• Text
#####

Re: Are homosexual relations sinful?

Post #57

Post by 2ndRateMind »

JehovahsWitness wrote: Thu Jun 18, 2020 5:33 am
2ndRateMind wrote: Thu Jun 18, 2020 4:31 am

Contention 1. God chose evolution by natural and/or sexual selection as His preferred method of creating and sustaining species.

Whether God chose evolution by natural and/or sexual selection is certainly debatable, but in any case what bearing does "sustaining species" have on whether it homosexual practises are sinful?
Presumably, God creates species because he wants them to persist. Stuff conducive to that, as a first approximation to moral truth, is good. Stuff that isn't, is bad.
JehovahsWitness wrote: Thu Jun 18, 2020 5:33 amSomething might be advantageous for survival or the sustaining of the whole but still condemned by God. Survival at any price has never been a Christian principle. To illustrate murdering my neighbours and stealing their food during times of famine or eating any weak or handicapped children might contribute to group survival but still be morally and spiritually objectionable. Thus the real question, at least for the believer should be, does God voice his approval or disapproval of a given action, belief or attitude.
So, I think you are ignoring JS Mill's harm principle. As a second approximation to moral truth, I should be free to do whatever I want, provided only that it does no harm to my neighbour.
2ndRateMind wrote: Thu Jun 18, 2020 4:31 am
Contention 2. Homosexuality would have been bred out of all species long ago if it offered no such selective advantage.
JehovahsWitness wrote: Thu Jun 18, 2020 5:33 am Emphasis MINE

As for the suggestion that homosexually would have "bred out of all species long ago" if it wasn't part of Gods original purpose, that supposes all that exists does so because it is of divine mandate or at the very least in accord with God's plan.
So, how does a homosexual reproduce, if he or she has only homosexual sex?
JehovahsWitness wrote: Thu Jun 18, 2020 5:33 amCONCLUSION Given the above we can reasonably conclude that the premise that all that exists does so because was part of his original will is biblically false. Applying this to contention #2, once the premise is removed we are left with the option that rather than being a design mechanism for the benefit of the species, homosexuality (like disease and adamic death) is a malfunction God has permitted to continue.
I think you do not do God sufficient justice in your conclusion. He knows us better than we know ourselves, (had you ever been tested beyond destruction, as I was in the army, you would know this) and that whatever happens is part of His plan.

Best of wishes, 2RM.
Non omnes qui errant pereunt
Not all who wander are lost

User avatar
2ndRateMind
Site Supporter
Posts: 1540
Joined: Wed Apr 19, 2017 4:25 am
Location: Pilgrim on another way
Has thanked: 65 times
Been thanked: 68 times

Re: Are homosexual relations sinful?

Post #58

Post by 2ndRateMind »

2ndRateMind wrote: Fri Jun 19, 2020 5:07 am ...I think you do not do God sufficient justice in your conclusion. ...
So this thread seems to have gone a little quiet, despite JehovahsWitness' valiant attempts to defend the indefensible. Can I take it then, that the forum consensus is that intimate 'homosexual relations' are not sinful?

#####

(Document structure recognition data)
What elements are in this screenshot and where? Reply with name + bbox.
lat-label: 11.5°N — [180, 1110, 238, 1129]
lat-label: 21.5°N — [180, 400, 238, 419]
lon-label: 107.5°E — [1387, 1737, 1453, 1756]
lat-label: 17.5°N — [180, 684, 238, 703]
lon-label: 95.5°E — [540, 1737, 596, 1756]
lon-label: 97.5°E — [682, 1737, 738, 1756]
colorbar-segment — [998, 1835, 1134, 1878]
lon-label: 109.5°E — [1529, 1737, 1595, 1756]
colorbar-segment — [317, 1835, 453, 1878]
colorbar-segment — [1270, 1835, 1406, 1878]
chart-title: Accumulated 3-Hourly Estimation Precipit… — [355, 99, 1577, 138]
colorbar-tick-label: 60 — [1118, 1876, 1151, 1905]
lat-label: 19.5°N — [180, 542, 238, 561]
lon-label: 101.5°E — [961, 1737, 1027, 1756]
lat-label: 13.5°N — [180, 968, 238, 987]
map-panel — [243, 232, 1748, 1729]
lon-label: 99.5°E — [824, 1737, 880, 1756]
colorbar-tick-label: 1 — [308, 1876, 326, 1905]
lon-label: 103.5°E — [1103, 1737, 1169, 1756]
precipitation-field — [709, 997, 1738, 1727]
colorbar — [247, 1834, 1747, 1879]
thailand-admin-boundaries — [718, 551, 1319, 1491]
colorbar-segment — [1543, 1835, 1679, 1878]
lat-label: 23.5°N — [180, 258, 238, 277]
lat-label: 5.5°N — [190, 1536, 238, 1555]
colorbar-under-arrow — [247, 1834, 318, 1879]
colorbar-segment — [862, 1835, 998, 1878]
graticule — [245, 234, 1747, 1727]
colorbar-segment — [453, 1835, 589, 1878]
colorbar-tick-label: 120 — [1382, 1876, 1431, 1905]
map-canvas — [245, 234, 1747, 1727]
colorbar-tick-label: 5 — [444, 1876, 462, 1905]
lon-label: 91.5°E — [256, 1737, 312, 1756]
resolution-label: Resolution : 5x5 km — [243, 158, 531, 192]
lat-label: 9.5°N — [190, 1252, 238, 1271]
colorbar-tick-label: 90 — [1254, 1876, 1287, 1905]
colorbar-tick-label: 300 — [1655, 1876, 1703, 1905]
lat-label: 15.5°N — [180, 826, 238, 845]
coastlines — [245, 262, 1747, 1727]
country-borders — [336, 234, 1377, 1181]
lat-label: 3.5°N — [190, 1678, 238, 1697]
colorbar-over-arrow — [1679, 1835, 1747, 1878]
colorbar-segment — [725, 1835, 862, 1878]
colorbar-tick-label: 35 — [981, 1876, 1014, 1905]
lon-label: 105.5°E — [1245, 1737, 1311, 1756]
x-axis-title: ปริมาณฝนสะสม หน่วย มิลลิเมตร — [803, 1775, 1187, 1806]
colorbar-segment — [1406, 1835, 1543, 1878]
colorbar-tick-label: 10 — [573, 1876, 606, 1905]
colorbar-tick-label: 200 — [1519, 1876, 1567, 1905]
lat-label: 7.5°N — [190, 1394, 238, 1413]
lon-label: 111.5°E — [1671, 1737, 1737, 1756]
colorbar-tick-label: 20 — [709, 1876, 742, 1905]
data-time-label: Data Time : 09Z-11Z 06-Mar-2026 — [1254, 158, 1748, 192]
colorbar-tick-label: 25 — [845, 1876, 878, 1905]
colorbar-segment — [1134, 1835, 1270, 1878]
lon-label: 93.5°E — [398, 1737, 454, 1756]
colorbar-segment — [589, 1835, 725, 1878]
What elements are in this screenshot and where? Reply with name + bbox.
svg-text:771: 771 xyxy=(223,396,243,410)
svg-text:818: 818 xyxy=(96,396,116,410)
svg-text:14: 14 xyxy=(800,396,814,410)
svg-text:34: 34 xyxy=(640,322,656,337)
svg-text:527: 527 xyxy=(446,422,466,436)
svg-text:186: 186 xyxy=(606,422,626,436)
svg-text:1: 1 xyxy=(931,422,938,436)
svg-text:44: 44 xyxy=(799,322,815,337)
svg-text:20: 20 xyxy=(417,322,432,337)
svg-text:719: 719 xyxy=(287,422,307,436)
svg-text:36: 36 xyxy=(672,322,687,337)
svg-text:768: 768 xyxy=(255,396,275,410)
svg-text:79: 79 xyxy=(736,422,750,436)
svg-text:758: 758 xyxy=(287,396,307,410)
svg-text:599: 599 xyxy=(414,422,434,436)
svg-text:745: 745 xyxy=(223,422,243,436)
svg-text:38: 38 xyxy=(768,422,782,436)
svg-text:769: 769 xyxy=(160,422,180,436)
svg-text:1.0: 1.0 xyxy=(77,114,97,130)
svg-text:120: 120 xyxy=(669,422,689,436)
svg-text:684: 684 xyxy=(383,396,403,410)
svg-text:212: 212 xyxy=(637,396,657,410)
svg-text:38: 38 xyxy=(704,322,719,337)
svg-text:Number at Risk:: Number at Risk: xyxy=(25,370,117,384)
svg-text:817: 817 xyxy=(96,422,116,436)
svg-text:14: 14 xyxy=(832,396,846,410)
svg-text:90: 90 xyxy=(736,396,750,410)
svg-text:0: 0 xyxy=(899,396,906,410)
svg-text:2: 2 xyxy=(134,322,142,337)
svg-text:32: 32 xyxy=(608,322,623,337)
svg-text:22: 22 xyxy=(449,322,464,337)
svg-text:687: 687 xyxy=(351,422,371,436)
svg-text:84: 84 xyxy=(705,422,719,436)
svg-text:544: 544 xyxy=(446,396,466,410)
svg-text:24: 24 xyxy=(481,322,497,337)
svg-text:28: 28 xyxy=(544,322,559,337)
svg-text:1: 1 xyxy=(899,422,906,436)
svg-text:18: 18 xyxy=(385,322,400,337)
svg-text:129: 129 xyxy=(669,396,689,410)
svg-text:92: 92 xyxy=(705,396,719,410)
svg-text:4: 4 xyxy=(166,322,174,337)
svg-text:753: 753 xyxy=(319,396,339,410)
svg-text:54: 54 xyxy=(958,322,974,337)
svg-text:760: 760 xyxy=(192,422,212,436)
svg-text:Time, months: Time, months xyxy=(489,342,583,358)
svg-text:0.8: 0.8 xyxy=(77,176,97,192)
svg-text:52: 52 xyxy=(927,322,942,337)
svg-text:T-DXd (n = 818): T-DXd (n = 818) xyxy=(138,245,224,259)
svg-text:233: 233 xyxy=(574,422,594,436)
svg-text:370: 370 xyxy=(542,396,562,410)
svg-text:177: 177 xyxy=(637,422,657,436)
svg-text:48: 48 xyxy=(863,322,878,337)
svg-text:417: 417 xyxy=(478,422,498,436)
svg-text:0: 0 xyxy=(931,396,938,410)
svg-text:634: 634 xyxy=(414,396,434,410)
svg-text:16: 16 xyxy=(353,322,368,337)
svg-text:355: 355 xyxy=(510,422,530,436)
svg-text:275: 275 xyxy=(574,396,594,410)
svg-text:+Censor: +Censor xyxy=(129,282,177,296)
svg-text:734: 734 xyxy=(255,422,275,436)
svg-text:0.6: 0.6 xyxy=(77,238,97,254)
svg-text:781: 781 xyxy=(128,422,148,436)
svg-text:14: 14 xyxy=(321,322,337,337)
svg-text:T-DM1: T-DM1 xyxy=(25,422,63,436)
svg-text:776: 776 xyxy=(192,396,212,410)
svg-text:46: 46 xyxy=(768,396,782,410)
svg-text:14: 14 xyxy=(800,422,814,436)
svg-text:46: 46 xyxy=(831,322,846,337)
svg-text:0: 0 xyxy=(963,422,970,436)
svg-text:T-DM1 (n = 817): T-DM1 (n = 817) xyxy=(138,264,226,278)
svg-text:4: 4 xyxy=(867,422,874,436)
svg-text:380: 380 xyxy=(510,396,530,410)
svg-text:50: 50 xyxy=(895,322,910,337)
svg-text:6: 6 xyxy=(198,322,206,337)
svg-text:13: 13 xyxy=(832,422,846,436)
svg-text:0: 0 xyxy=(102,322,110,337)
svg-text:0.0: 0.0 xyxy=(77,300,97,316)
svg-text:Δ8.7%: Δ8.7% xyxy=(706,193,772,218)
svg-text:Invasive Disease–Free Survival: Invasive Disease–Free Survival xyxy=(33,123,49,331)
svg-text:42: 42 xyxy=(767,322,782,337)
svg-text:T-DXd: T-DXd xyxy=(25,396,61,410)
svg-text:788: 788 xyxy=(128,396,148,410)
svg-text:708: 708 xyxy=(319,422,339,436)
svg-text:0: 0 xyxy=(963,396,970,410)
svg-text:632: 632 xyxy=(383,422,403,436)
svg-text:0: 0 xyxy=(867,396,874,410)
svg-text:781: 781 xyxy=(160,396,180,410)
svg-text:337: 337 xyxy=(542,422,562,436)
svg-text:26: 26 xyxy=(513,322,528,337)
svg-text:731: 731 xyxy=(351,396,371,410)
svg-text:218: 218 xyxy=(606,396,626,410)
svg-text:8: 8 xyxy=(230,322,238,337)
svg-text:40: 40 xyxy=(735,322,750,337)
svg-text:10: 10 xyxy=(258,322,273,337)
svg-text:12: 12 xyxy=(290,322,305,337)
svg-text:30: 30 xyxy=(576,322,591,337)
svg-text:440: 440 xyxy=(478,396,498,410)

#####

• Assignment A
List every profile detail given under the user name 2ndRateMind in the forum thread.
• Assignment B
Summarize the forum thread in two sentences.
The rows play no part in any of the tasks.

• Task answer A
- Site Supporter
- Posts: 1540
- Joined: Wed Apr 19, 2017 4:25 am
- Location: Pilgrim on another way
- Has thanked: 65 times
- Been thanked: 68 times

• Task answer B
2ndRateMind contends that God chose evolution as the method of creating and sustaining species and that homosexuality would have been bred out of all species if it offered no selective advantage. JehovahsWitness replies that survival value does not make an act acceptable to God and that homosexuality may be a malfunction God has permitted to continue; 2ndRateMind answers with JS Mill's harm principle and the claim that whatever happens is part of God's plan, and later asks whether the forum consensus is that intimate homosexual relations are not sinful.